▸ Entries supplied:
---*---
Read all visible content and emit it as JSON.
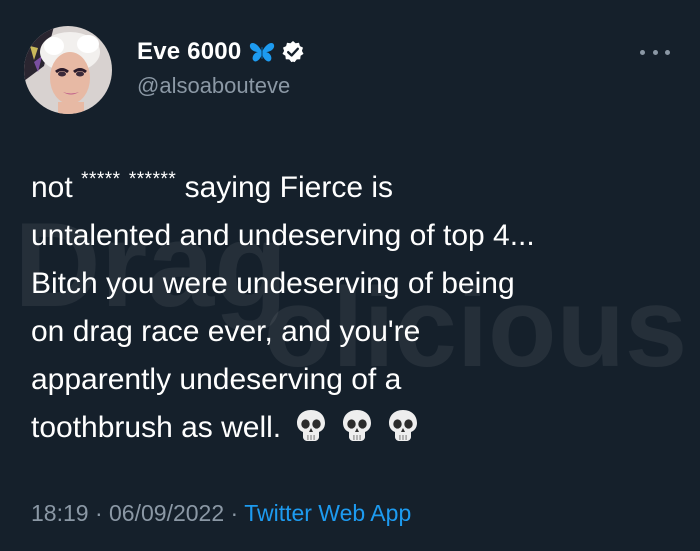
{
  "user": {
    "display_name": "Eve 6000",
    "handle": "@alsoabouteve",
    "verified": true
  },
  "tweet": {
    "line1_before": "not",
    "line1_censor_1": "*****",
    "line1_censor_2": "******",
    "line1_after": "saying Fierce is",
    "line2": "untalented and undeserving of top 4...",
    "line3": "Bitch you were undeserving of being",
    "line4": "on drag race ever, and you're",
    "line5": "apparently undeserving of a",
    "line6": "toothbrush as well.",
    "emoji": [
      "skull-icon",
      "skull-icon",
      "skull-icon"
    ]
  },
  "meta": {
    "time": "18:19",
    "sep1": "·",
    "date": "06/09/2022",
    "sep2": "·",
    "source": "Twitter Web App"
  },
  "watermark": {
    "line1": "Drag",
    "line2": "olicious"
  },
  "colors": {
    "background": "#15202b",
    "text": "#ffffff",
    "secondary": "#8b98a5",
    "link": "#1d9bf0",
    "verified": "#ffffff",
    "butterfly": "#1d9bf0"
  }
}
---*---
▸ Written instruction:
From the listing, copy every line where the string "undeserving" appears.

▸ The solution:
    "line2": "untalented and undeserving of top 4...",
    "line3": "Bitch you were undeserving of being",
    "line5": "apparently undeserving of a",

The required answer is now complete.